§ TASK DETAILS
Track down each line that has the word "Hormone" and copy it.

Saved entries:
>> BEGIN

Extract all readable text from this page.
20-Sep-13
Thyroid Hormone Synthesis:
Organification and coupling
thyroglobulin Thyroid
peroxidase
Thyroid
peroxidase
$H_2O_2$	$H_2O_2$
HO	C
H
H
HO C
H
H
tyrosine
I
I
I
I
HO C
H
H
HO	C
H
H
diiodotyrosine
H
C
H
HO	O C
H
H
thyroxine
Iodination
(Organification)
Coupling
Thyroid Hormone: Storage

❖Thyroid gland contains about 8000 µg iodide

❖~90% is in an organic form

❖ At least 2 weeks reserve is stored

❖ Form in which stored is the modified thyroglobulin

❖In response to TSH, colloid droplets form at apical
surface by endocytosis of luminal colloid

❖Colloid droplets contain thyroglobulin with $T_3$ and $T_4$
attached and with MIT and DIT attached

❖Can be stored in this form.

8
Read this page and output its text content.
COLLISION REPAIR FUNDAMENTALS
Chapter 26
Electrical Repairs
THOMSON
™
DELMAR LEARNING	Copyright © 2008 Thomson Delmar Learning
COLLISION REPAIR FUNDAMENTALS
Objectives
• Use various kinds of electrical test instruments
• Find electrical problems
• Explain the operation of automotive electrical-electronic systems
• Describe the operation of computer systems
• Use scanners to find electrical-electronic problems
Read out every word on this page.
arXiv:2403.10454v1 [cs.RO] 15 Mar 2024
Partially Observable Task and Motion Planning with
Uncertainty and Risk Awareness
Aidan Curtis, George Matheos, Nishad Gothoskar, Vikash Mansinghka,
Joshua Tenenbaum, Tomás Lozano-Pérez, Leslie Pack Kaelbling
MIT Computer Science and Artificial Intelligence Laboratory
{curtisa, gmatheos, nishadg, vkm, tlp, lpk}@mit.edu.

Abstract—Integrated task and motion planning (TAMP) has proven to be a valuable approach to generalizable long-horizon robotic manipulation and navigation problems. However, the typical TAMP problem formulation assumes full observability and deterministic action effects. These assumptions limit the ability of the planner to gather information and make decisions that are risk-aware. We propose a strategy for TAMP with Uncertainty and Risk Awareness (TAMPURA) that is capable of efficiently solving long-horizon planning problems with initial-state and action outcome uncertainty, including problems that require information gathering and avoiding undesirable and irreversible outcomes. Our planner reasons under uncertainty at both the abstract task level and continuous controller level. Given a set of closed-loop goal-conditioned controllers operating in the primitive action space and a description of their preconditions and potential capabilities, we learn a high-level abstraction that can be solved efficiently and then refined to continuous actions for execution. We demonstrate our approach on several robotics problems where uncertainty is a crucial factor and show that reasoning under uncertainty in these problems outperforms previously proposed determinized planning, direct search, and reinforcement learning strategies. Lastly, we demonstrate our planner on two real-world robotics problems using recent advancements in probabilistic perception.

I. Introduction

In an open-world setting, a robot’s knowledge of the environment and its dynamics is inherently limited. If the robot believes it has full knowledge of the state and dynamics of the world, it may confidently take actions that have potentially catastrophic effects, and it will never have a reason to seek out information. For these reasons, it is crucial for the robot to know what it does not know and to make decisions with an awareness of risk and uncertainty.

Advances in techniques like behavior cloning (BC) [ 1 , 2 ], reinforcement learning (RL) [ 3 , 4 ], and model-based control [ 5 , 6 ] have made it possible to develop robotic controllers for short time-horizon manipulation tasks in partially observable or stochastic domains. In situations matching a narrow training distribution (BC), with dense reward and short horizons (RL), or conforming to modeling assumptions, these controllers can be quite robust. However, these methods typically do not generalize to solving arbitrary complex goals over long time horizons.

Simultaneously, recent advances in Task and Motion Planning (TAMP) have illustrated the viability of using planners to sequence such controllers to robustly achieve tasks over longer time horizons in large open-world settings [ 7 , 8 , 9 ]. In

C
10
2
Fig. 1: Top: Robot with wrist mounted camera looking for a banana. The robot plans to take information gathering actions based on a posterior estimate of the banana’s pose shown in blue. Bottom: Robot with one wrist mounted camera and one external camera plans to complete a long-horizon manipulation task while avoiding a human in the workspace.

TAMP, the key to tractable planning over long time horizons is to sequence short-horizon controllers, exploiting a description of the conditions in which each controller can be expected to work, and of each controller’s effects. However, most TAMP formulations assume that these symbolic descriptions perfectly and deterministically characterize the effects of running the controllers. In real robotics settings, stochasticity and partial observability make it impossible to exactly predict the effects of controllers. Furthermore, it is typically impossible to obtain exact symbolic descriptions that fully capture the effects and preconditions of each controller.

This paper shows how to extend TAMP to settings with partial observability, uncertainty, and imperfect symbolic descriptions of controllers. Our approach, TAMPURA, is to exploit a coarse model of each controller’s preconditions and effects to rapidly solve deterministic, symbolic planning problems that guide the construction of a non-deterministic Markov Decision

>> END

§ EXPECTED OUTPUT
Thyroid Hormone Synthesis:
Thyroid Hormone: Storage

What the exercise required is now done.